Task requirements — Leave the pictures out, and retype all of the material exactly as written.
******
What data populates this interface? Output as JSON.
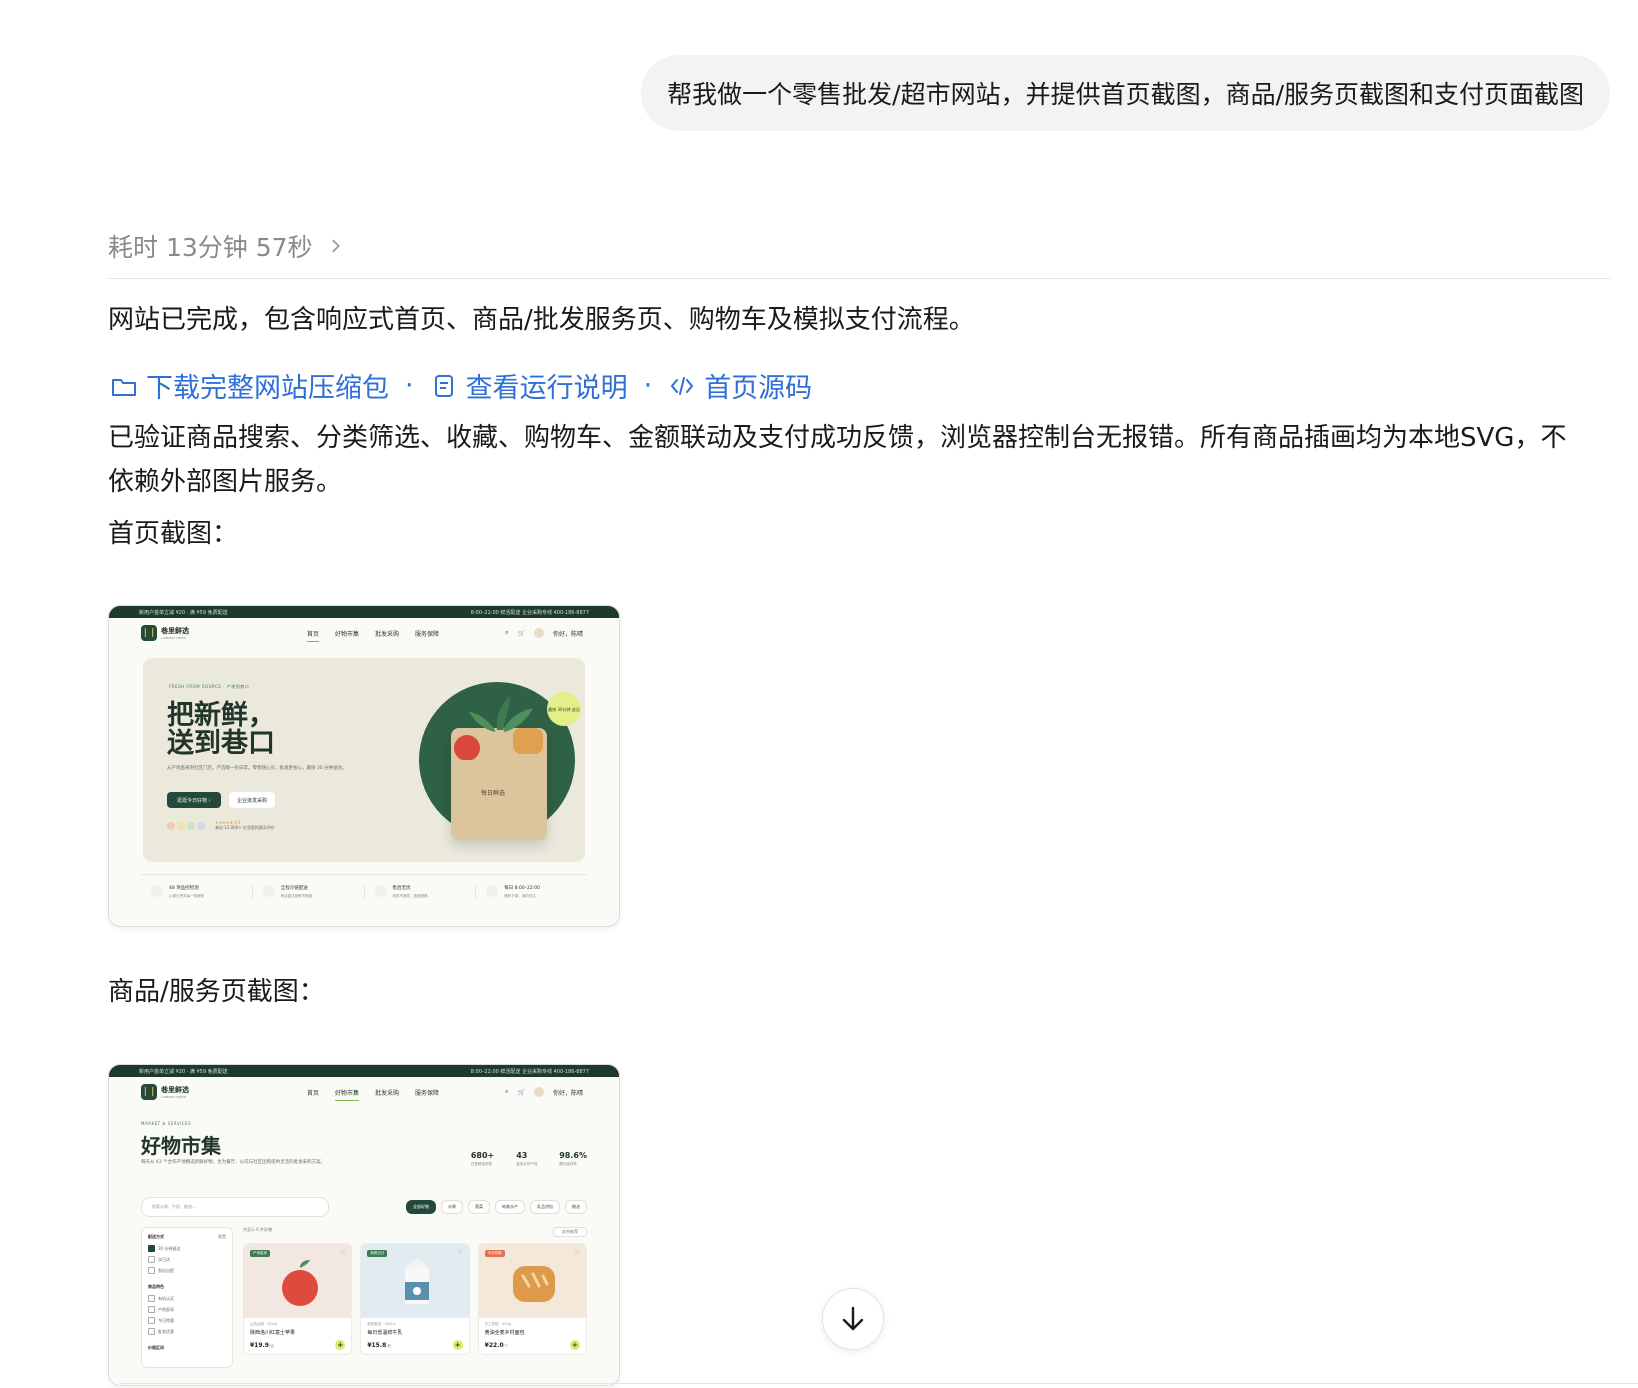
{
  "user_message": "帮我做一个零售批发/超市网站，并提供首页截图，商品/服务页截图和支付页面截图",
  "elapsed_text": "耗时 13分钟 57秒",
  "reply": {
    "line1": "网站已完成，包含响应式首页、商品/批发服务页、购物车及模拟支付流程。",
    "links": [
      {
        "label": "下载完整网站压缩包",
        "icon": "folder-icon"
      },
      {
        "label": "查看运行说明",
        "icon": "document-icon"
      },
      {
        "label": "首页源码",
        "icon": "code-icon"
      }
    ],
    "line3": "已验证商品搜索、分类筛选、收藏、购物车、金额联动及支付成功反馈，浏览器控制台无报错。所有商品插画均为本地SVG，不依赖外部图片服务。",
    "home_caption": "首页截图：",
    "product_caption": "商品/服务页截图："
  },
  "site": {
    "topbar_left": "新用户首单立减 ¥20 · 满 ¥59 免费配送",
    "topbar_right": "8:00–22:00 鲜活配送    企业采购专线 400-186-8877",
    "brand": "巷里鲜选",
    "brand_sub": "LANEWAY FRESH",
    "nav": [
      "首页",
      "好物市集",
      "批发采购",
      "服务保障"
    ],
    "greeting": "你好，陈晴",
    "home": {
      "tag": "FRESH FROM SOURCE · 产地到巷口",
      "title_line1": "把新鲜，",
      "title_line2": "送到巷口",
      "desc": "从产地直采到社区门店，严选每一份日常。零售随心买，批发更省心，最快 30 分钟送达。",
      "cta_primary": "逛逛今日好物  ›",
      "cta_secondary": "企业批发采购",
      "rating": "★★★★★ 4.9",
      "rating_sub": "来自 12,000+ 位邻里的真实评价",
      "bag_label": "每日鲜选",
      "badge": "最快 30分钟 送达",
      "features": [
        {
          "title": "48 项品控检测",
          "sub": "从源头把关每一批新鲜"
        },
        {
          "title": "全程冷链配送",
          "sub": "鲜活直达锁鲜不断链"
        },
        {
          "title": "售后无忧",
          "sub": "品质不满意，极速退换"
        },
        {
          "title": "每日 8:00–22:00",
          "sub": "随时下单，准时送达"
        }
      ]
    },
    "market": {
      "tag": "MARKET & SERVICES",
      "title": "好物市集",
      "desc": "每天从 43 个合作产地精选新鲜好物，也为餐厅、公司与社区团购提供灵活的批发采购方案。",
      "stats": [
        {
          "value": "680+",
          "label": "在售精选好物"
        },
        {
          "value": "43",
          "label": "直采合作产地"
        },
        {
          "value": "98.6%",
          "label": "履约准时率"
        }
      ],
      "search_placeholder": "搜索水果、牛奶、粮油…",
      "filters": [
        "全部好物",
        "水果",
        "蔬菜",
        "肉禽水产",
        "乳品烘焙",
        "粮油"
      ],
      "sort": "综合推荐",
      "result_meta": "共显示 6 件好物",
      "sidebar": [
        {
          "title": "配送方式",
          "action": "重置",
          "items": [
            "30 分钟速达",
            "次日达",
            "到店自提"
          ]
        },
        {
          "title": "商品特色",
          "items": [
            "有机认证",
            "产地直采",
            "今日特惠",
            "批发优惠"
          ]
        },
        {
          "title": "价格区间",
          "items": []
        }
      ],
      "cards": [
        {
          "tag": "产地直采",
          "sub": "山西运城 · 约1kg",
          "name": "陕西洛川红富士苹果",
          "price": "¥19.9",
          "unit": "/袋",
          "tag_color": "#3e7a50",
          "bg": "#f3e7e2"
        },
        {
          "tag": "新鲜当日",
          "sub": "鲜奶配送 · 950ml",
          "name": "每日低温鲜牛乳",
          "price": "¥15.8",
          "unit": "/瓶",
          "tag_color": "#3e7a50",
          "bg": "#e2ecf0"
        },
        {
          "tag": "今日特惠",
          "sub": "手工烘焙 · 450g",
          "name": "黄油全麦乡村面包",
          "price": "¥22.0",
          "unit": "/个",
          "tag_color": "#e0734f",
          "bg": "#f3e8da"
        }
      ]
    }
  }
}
******
Problem solution —
What data populates this interface? Output as JSON.
{
  "user_message": "帮我做一个零售批发/超市网站，并提供首页截图，商品/服务页截图和支付页面截图",
  "elapsed_text": "耗时 13分钟 57秒",
  "reply": {
    "line1": "网站已完成，包含响应式首页、商品/批发服务页、购物车及模拟支付流程。",
    "links": [
      {
        "label": "下载完整网站压缩包",
        "icon": "folder-icon"
      },
      {
        "label": "查看运行说明",
        "icon": "document-icon"
      },
      {
        "label": "首页源码",
        "icon": "code-icon"
      }
    ],
    "line3": "已验证商品搜索、分类筛选、收藏、购物车、金额联动及支付成功反馈，浏览器控制台无报错。所有商品插画均为本地SVG，不依赖外部图片服务。",
    "home_caption": "首页截图：",
    "product_caption": "商品/服务页截图："
  },
  "site": {
    "topbar_left": "新用户首单立减 ¥20 · 满 ¥59 免费配送",
    "topbar_right": "8:00–22:00 鲜活配送    企业采购专线 400-186-8877",
    "brand": "巷里鲜选",
    "brand_sub": "LANEWAY FRESH",
    "nav": [
      "首页",
      "好物市集",
      "批发采购",
      "服务保障"
    ],
    "greeting": "你好，陈晴",
    "home": {
      "tag": "FRESH FROM SOURCE · 产地到巷口",
      "title_line1": "把新鲜，",
      "title_line2": "送到巷口",
      "desc": "从产地直采到社区门店，严选每一份日常。零售随心买，批发更省心，最快 30 分钟送达。",
      "cta_primary": "逛逛今日好物  ›",
      "cta_secondary": "企业批发采购",
      "rating": "★★★★★ 4.9",
      "rating_sub": "来自 12,000+ 位邻里的真实评价",
      "bag_label": "每日鲜选",
      "badge": "最快 30分钟 送达",
      "features": [
        {
          "title": "48 项品控检测",
          "sub": "从源头把关每一批新鲜"
        },
        {
          "title": "全程冷链配送",
          "sub": "鲜活直达锁鲜不断链"
        },
        {
          "title": "售后无忧",
          "sub": "品质不满意，极速退换"
        },
        {
          "title": "每日 8:00–22:00",
          "sub": "随时下单，准时送达"
        }
      ]
    },
    "market": {
      "tag": "MARKET & SERVICES",
      "title": "好物市集",
      "desc": "每天从 43 个合作产地精选新鲜好物，也为餐厅、公司与社区团购提供灵活的批发采购方案。",
      "stats": [
        {
          "value": "680+",
          "label": "在售精选好物"
        },
        {
          "value": "43",
          "label": "直采合作产地"
        },
        {
          "value": "98.6%",
          "label": "履约准时率"
        }
      ],
      "search_placeholder": "搜索水果、牛奶、粮油…",
      "filters": [
        "全部好物",
        "水果",
        "蔬菜",
        "肉禽水产",
        "乳品烘焙",
        "粮油"
      ],
      "sort": "综合推荐",
      "result_meta": "共显示 6 件好物",
      "sidebar": [
        {
          "title": "配送方式",
          "action": "重置",
          "items": [
            "30 分钟速达",
            "次日达",
            "到店自提"
          ]
        },
        {
          "title": "商品特色",
          "items": [
            "有机认证",
            "产地直采",
            "今日特惠",
            "批发优惠"
          ]
        },
        {
          "title": "价格区间",
          "items": []
        }
      ],
      "cards": [
        {
          "tag": "产地直采",
          "sub": "山西运城 · 约1kg",
          "name": "陕西洛川红富士苹果",
          "price": "¥19.9",
          "unit": "/袋",
          "tag_color": "#3e7a50",
          "bg": "#f3e7e2"
        },
        {
          "tag": "新鲜当日",
          "sub": "鲜奶配送 · 950ml",
          "name": "每日低温鲜牛乳",
          "price": "¥15.8",
          "unit": "/瓶",
          "tag_color": "#3e7a50",
          "bg": "#e2ecf0"
        },
        {
          "tag": "今日特惠",
          "sub": "手工烘焙 · 450g",
          "name": "黄油全麦乡村面包",
          "price": "¥22.0",
          "unit": "/个",
          "tag_color": "#e0734f",
          "bg": "#f3e8da"
        }
      ]
    }
  }
}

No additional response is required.